Records shown >>
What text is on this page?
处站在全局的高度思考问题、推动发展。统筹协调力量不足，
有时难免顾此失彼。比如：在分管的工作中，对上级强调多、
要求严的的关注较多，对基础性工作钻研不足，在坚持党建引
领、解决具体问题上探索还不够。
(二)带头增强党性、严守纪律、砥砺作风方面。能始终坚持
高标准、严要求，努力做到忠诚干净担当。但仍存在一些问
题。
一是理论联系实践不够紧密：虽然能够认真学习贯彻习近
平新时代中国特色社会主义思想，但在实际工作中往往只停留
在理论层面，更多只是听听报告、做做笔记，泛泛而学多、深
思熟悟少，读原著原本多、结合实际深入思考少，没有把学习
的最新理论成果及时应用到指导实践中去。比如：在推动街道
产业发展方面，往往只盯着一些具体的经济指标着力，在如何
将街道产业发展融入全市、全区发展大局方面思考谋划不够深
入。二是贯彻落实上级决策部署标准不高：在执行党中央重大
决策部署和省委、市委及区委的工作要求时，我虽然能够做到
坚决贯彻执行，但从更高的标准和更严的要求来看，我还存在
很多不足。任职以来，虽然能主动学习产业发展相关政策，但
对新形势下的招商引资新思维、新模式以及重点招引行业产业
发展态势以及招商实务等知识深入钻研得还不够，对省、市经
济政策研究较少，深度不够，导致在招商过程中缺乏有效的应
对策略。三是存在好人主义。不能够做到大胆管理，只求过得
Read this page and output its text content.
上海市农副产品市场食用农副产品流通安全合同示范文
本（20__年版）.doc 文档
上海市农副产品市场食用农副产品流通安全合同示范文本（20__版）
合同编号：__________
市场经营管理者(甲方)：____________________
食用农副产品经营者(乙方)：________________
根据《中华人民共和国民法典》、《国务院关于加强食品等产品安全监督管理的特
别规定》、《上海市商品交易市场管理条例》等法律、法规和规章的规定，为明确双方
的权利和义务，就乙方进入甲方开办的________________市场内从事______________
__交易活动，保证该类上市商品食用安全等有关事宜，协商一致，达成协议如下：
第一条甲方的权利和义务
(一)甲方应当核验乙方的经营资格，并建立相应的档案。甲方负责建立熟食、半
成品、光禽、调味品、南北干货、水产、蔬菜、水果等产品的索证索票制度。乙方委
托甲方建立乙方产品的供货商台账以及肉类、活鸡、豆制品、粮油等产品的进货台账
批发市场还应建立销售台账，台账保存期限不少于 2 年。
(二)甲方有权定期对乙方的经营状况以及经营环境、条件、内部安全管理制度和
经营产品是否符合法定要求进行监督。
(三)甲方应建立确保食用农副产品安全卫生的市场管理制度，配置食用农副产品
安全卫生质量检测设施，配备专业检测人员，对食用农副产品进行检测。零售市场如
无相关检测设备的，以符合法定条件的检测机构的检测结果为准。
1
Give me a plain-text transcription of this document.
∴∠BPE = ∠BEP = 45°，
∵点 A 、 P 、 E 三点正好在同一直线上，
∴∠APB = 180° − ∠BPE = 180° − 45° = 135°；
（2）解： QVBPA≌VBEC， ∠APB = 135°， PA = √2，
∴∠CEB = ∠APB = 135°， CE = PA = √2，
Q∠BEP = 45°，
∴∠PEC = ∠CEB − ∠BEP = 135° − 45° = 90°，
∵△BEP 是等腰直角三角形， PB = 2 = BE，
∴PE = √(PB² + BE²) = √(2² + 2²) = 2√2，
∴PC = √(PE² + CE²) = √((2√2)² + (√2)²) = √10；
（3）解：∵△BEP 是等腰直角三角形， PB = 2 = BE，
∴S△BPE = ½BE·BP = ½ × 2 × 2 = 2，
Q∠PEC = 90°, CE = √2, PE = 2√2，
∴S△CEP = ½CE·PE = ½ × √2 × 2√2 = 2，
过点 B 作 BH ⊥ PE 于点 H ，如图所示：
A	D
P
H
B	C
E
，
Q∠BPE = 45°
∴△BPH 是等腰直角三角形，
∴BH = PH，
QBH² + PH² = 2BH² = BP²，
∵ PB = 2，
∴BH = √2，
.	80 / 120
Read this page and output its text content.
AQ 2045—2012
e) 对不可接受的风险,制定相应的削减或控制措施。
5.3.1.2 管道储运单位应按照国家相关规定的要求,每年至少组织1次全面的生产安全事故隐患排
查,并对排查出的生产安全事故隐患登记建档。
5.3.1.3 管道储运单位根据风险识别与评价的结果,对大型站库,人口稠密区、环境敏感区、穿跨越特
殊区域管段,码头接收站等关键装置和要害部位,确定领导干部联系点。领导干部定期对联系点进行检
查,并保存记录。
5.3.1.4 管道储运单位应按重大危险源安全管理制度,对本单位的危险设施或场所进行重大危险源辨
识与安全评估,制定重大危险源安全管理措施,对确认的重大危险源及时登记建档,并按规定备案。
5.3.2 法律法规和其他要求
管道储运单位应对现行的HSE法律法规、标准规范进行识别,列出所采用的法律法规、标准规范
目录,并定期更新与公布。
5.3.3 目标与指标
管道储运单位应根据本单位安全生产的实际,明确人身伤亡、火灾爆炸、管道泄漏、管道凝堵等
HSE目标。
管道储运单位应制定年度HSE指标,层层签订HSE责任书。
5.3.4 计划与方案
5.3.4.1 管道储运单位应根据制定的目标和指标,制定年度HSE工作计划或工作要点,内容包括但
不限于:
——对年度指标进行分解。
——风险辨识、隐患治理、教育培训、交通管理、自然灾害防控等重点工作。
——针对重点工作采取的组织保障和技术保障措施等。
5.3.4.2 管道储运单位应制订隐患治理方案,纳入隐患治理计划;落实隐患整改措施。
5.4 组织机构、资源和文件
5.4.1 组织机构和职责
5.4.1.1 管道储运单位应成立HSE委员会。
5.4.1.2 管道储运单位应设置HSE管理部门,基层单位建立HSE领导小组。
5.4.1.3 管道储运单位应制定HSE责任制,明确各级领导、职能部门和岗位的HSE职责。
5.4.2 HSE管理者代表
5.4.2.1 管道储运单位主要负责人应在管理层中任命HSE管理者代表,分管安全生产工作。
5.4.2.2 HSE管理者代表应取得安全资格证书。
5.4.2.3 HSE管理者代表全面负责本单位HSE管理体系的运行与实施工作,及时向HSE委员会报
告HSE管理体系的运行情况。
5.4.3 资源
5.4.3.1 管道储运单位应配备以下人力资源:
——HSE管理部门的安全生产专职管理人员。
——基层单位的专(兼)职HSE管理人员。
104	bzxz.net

Task directions >> Please repeat the material above, word for word and in full.

Task output >>
What text is on this page?
处站在全局的高度思考问题、推动发展。统筹协调力量不足，
有时难免顾此失彼。比如：在分管的工作中，对上级强调多、
要求严的的关注较多，对基础性工作钻研不足，在坚持党建引
领、解决具体问题上探索还不够。
(二)带头增强党性、严守纪律、砥砺作风方面。能始终坚持
高标准、严要求，努力做到忠诚干净担当。但仍存在一些问
题。
一是理论联系实践不够紧密：虽然能够认真学习贯彻习近
平新时代中国特色社会主义思想，但在实际工作中往往只停留
在理论层面，更多只是听听报告、做做笔记，泛泛而学多、深
思熟悟少，读原著原本多、结合实际深入思考少，没有把学习
的最新理论成果及时应用到指导实践中去。比如：在推动街道
产业发展方面，往往只盯着一些具体的经济指标着力，在如何
将街道产业发展融入全市、全区发展大局方面思考谋划不够深
入。二是贯彻落实上级决策部署标准不高：在执行党中央重大
决策部署和省委、市委及区委的工作要求时，我虽然能够做到
坚决贯彻执行，但从更高的标准和更严的要求来看，我还存在
很多不足。任职以来，虽然能主动学习产业发展相关政策，但
对新形势下的招商引资新思维、新模式以及重点招引行业产业
发展态势以及招商实务等知识深入钻研得还不够，对省、市经
济政策研究较少，深度不够，导致在招商过程中缺乏有效的应
对策略。三是存在好人主义。不能够做到大胆管理，只求过得
Read this page and output its text content.
上海市农副产品市场食用农副产品流通安全合同示范文
本（20__年版）.doc 文档
上海市农副产品市场食用农副产品流通安全合同示范文本（20__版）
合同编号：__________
市场经营管理者(甲方)：____________________
食用农副产品经营者(乙方)：________________
根据《中华人民共和国民法典》、《国务院关于加强食品等产品安全监督管理的特
别规定》、《上海市商品交易市场管理条例》等法律、法规和规章的规定，为明确双方
的权利和义务，就乙方进入甲方开办的________________市场内从事______________
__交易活动，保证该类上市商品食用安全等有关事宜，协商一致，达成协议如下：
第一条甲方的权利和义务
(一)甲方应当核验乙方的经营资格，并建立相应的档案。甲方负责建立熟食、半
成品、光禽、调味品、南北干货、水产、蔬菜、水果等产品的索证索票制度。乙方委
托甲方建立乙方产品的供货商台账以及肉类、活鸡、豆制品、粮油等产品的进货台账
批发市场还应建立销售台账，台账保存期限不少于 2 年。
(二)甲方有权定期对乙方的经营状况以及经营环境、条件、内部安全管理制度和
经营产品是否符合法定要求进行监督。
(三)甲方应建立确保食用农副产品安全卫生的市场管理制度，配置食用农副产品
安全卫生质量检测设施，配备专业检测人员，对食用农副产品进行检测。零售市场如
无相关检测设备的，以符合法定条件的检测机构的检测结果为准。
1
Give me a plain-text transcription of this document.
∴∠BPE = ∠BEP = 45°，
∵点 A 、 P 、 E 三点正好在同一直线上，
∴∠APB = 180° − ∠BPE = 180° − 45° = 135°；
（2）解： QVBPA≌VBEC， ∠APB = 135°， PA = √2，
∴∠CEB = ∠APB = 135°， CE = PA = √2，
Q∠BEP = 45°，
∴∠PEC = ∠CEB − ∠BEP = 135° − 45° = 90°，
∵△BEP 是等腰直角三角形， PB = 2 = BE，
∴PE = √(PB² + BE²) = √(2² + 2²) = 2√2，
∴PC = √(PE² + CE²) = √((2√2)² + (√2)²) = √10；
（3）解：∵△BEP 是等腰直角三角形， PB = 2 = BE，
∴S△BPE = ½BE·BP = ½ × 2 × 2 = 2，
Q∠PEC = 90°, CE = √2, PE = 2√2，
∴S△CEP = ½CE·PE = ½ × √2 × 2√2 = 2，
过点 B 作 BH ⊥ PE 于点 H ，如图所示：
A	D
P
H
B	C
E
，
Q∠BPE = 45°
∴△BPH 是等腰直角三角形，
∴BH = PH，
QBH² + PH² = 2BH² = BP²，
∵ PB = 2，
∴BH = √2，
.	80 / 120
Read this page and output its text content.
AQ 2045—2012
e) 对不可接受的风险,制定相应的削减或控制措施。
5.3.1.2 管道储运单位应按照国家相关规定的要求,每年至少组织1次全面的生产安全事故隐患排
查,并对排查出的生产安全事故隐患登记建档。
5.3.1.3 管道储运单位根据风险识别与评价的结果,对大型站库,人口稠密区、环境敏感区、穿跨越特
殊区域管段,码头接收站等关键装置和要害部位,确定领导干部联系点。领导干部定期对联系点进行检
查,并保存记录。
5.3.1.4 管道储运单位应按重大危险源安全管理制度,对本单位的危险设施或场所进行重大危险源辨
识与安全评估,制定重大危险源安全管理措施,对确认的重大危险源及时登记建档,并按规定备案。
5.3.2 法律法规和其他要求
管道储运单位应对现行的HSE法律法规、标准规范进行识别,列出所采用的法律法规、标准规范
目录,并定期更新与公布。
5.3.3 目标与指标
管道储运单位应根据本单位安全生产的实际,明确人身伤亡、火灾爆炸、管道泄漏、管道凝堵等
HSE目标。
管道储运单位应制定年度HSE指标,层层签订HSE责任书。
5.3.4 计划与方案
5.3.4.1 管道储运单位应根据制定的目标和指标,制定年度HSE工作计划或工作要点,内容包括但
不限于:
——对年度指标进行分解。
——风险辨识、隐患治理、教育培训、交通管理、自然灾害防控等重点工作。
——针对重点工作采取的组织保障和技术保障措施等。
5.3.4.2 管道储运单位应制订隐患治理方案,纳入隐患治理计划;落实隐患整改措施。
5.4 组织机构、资源和文件
5.4.1 组织机构和职责
5.4.1.1 管道储运单位应成立HSE委员会。
5.4.1.2 管道储运单位应设置HSE管理部门,基层单位建立HSE领导小组。
5.4.1.3 管道储运单位应制定HSE责任制,明确各级领导、职能部门和岗位的HSE职责。
5.4.2 HSE管理者代表
5.4.2.1 管道储运单位主要负责人应在管理层中任命HSE管理者代表,分管安全生产工作。
5.4.2.2 HSE管理者代表应取得安全资格证书。
5.4.2.3 HSE管理者代表全面负责本单位HSE管理体系的运行与实施工作,及时向HSE委员会报
告HSE管理体系的运行情况。
5.4.3 资源
5.4.3.1 管道储运单位应配备以下人力资源:
——HSE管理部门的安全生产专职管理人员。
——基层单位的专(兼)职HSE管理人员。
104	bzxz.net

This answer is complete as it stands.